* [Data lines]
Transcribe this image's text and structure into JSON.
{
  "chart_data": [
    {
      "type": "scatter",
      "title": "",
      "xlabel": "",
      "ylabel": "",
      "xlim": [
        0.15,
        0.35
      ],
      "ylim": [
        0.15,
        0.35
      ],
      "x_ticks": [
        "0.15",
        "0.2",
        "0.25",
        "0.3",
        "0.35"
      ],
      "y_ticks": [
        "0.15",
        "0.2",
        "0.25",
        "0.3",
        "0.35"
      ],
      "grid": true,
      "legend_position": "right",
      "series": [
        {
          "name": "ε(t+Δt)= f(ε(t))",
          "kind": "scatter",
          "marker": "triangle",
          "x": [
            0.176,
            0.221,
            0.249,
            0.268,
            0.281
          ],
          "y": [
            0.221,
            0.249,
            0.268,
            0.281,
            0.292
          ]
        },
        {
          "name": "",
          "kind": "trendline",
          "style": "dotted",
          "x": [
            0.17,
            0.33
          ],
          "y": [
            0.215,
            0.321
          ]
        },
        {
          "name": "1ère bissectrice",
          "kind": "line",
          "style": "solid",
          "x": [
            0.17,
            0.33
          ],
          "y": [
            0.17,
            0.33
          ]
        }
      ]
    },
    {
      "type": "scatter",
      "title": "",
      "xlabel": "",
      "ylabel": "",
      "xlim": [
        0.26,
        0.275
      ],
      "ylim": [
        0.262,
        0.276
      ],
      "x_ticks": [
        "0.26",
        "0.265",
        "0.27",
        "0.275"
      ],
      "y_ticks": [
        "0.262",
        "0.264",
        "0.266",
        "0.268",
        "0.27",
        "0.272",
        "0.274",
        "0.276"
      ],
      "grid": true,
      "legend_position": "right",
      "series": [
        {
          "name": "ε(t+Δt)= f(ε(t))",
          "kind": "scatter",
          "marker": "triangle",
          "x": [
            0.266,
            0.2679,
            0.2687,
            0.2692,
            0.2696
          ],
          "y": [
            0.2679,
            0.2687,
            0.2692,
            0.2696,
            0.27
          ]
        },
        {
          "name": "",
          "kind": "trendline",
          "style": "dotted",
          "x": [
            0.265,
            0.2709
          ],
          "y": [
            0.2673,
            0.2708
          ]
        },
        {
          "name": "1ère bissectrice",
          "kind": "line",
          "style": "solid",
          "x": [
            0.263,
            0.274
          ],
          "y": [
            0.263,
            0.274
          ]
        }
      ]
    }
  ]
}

* [Work instructions] Return all of the entries word for word.

* [Task result]
Transcribe this image's text and structure into JSON.
{
  "chart_data": [
    {
      "type": "scatter",
      "title": "",
      "xlabel": "",
      "ylabel": "",
      "xlim": [
        0.15,
        0.35
      ],
      "ylim": [
        0.15,
        0.35
      ],
      "x_ticks": [
        "0.15",
        "0.2",
        "0.25",
        "0.3",
        "0.35"
      ],
      "y_ticks": [
        "0.15",
        "0.2",
        "0.25",
        "0.3",
        "0.35"
      ],
      "grid": true,
      "legend_position": "right",
      "series": [
        {
          "name": "ε(t+Δt)= f(ε(t))",
          "kind": "scatter",
          "marker": "triangle",
          "x": [
            0.176,
            0.221,
            0.249,
            0.268,
            0.281
          ],
          "y": [
            0.221,
            0.249,
            0.268,
            0.281,
            0.292
          ]
        },
        {
          "name": "",
          "kind": "trendline",
          "style": "dotted",
          "x": [
            0.17,
            0.33
          ],
          "y": [
            0.215,
            0.321
          ]
        },
        {
          "name": "1ère bissectrice",
          "kind": "line",
          "style": "solid",
          "x": [
            0.17,
            0.33
          ],
          "y": [
            0.17,
            0.33
          ]
        }
      ]
    },
    {
      "type": "scatter",
      "title": "",
      "xlabel": "",
      "ylabel": "",
      "xlim": [
        0.26,
        0.275
      ],
      "ylim": [
        0.262,
        0.276
      ],
      "x_ticks": [
        "0.26",
        "0.265",
        "0.27",
        "0.275"
      ],
      "y_ticks": [
        "0.262",
        "0.264",
        "0.266",
        "0.268",
        "0.27",
        "0.272",
        "0.274",
        "0.276"
      ],
      "grid": true,
      "legend_position": "right",
      "series": [
        {
          "name": "ε(t+Δt)= f(ε(t))",
          "kind": "scatter",
          "marker": "triangle",
          "x": [
            0.266,
            0.2679,
            0.2687,
            0.2692,
            0.2696
          ],
          "y": [
            0.2679,
            0.2687,
            0.2692,
            0.2696,
            0.27
          ]
        },
        {
          "name": "",
          "kind": "trendline",
          "style": "dotted",
          "x": [
            0.265,
            0.2709
          ],
          "y": [
            0.2673,
            0.2708
          ]
        },
        {
          "name": "1ère bissectrice",
          "kind": "line",
          "style": "solid",
          "x": [
            0.263,
            0.274
          ],
          "y": [
            0.263,
            0.274
          ]
        }
      ]
    }
  ]
}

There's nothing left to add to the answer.